#### THE REQUEST
Gather each line containing the string "especial" from these entries.
BEGIN RECORDS FOR THIS TASK
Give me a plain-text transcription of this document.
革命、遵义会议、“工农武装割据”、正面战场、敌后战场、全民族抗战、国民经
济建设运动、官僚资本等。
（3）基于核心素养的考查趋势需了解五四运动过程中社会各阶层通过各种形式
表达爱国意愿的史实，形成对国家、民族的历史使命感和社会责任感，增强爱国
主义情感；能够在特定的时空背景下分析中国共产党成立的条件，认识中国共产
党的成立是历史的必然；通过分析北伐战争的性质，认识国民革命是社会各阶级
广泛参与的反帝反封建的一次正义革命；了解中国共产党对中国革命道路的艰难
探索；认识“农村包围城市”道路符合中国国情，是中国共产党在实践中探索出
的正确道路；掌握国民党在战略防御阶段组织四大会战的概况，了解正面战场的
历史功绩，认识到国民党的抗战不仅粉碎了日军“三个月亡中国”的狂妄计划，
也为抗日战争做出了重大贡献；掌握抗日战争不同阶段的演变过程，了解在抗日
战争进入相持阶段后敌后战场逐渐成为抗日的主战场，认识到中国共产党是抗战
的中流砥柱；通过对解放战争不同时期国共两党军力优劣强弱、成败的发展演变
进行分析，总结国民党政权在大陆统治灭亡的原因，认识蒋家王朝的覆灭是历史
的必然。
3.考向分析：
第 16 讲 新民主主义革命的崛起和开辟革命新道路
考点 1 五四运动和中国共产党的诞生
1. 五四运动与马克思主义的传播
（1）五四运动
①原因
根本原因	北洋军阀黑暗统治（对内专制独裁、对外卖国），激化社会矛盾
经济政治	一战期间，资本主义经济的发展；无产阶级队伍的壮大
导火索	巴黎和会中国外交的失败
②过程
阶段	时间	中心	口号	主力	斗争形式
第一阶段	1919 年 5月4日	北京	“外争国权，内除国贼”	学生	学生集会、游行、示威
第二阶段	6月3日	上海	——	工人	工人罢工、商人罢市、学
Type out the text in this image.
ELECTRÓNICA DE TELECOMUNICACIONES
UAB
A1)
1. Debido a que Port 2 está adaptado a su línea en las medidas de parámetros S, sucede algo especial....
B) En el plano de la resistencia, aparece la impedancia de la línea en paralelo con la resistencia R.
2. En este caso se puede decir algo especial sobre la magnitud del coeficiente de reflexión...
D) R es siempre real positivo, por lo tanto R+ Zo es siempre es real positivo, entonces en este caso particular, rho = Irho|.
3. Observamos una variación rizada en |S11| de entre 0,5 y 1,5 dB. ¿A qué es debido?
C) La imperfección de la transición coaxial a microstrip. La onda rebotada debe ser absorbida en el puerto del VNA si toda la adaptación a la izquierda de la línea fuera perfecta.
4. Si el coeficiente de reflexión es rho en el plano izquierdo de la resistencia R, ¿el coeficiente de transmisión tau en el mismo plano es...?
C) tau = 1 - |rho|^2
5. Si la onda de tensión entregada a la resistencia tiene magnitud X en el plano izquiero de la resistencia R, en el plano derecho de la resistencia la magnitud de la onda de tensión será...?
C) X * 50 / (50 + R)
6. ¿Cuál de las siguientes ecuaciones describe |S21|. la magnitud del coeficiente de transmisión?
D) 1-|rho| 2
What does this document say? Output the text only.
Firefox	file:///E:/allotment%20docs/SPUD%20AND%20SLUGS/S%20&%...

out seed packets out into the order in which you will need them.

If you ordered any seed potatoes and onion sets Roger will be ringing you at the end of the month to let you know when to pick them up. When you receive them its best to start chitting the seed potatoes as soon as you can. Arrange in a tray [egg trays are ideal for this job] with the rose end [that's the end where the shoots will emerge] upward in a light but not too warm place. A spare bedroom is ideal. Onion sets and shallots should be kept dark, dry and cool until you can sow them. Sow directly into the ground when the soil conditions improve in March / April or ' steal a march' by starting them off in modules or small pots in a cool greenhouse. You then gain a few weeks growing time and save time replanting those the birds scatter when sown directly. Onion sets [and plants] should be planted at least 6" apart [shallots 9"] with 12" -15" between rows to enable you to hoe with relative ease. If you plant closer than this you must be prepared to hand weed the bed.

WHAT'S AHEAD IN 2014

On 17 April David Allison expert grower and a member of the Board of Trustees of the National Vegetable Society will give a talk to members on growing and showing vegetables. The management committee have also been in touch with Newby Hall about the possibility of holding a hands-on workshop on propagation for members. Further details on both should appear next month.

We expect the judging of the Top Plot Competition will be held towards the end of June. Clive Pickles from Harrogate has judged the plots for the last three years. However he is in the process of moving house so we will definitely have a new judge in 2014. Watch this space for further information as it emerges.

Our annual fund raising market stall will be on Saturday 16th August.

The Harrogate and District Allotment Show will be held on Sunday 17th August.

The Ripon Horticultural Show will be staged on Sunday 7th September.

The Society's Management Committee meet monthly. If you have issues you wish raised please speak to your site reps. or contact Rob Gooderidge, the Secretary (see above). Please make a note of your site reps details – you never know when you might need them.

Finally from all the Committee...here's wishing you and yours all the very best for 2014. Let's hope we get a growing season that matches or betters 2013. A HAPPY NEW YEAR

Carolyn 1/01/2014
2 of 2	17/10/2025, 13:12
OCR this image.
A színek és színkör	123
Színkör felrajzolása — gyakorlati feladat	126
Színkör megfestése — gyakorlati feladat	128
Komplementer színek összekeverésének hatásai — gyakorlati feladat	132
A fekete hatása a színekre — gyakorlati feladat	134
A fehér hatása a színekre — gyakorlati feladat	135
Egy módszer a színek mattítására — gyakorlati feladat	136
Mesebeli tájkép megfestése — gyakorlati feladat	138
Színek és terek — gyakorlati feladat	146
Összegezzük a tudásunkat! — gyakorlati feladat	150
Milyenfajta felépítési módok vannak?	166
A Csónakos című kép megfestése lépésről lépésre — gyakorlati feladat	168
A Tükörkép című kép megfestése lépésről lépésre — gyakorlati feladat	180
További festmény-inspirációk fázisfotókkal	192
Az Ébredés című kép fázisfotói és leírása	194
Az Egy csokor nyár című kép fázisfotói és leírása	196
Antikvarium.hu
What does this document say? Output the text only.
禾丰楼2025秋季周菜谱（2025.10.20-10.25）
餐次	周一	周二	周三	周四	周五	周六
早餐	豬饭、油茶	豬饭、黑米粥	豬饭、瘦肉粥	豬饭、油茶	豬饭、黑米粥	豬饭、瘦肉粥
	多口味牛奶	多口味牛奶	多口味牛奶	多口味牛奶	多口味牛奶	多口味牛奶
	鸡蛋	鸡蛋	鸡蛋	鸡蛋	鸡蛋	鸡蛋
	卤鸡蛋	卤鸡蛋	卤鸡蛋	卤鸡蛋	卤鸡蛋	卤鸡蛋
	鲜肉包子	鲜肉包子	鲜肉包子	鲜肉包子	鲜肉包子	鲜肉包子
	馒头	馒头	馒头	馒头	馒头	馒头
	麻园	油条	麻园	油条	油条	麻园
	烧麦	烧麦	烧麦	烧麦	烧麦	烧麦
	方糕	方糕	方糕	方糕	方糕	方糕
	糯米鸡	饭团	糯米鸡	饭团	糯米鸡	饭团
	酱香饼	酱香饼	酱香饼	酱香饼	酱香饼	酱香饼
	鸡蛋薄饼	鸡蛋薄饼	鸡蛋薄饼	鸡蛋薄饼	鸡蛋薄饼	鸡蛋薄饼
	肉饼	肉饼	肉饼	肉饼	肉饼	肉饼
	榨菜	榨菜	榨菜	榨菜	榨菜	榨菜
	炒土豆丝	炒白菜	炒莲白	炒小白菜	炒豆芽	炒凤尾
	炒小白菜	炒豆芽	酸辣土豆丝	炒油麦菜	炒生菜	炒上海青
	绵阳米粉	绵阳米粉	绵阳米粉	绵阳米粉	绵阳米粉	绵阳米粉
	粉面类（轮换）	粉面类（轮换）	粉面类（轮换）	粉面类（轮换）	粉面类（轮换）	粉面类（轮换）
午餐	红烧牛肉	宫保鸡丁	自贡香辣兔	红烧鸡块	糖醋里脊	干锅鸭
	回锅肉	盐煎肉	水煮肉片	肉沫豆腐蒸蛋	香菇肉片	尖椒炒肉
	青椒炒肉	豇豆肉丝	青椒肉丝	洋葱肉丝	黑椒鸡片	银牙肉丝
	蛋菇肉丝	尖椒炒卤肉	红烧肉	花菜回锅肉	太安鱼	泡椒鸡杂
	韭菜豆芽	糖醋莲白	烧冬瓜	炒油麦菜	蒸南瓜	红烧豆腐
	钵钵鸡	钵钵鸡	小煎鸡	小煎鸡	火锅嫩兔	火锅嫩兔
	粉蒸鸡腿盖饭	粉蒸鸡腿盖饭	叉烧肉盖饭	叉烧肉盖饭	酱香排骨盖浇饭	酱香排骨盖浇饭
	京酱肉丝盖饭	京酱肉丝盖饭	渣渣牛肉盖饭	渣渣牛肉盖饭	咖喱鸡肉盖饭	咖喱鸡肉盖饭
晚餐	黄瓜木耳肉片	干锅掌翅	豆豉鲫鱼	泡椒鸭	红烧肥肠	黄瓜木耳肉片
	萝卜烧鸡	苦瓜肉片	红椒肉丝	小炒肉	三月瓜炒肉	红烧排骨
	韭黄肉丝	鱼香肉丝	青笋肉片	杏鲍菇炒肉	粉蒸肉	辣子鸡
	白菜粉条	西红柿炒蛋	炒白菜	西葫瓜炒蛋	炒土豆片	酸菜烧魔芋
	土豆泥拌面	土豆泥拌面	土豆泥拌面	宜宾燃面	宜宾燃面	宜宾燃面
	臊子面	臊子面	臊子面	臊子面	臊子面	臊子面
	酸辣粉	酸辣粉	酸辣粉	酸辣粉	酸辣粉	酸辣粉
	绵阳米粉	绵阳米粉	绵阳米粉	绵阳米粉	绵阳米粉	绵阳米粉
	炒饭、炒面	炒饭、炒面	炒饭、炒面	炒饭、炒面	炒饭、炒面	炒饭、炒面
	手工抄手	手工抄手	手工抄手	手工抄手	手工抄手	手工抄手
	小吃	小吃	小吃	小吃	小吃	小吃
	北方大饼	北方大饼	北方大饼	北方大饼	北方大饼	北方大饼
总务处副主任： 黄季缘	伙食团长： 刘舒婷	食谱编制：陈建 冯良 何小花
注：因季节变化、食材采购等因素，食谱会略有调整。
END RECORDS FOR THIS TASK
#### EXERCISE OUTPUT
1. Debido a que Port 2 está adaptado a su línea en las medidas de parámetros S, sucede algo especial....
2. En este caso se puede decir algo especial sobre la magnitud del coeficiente de reflexión...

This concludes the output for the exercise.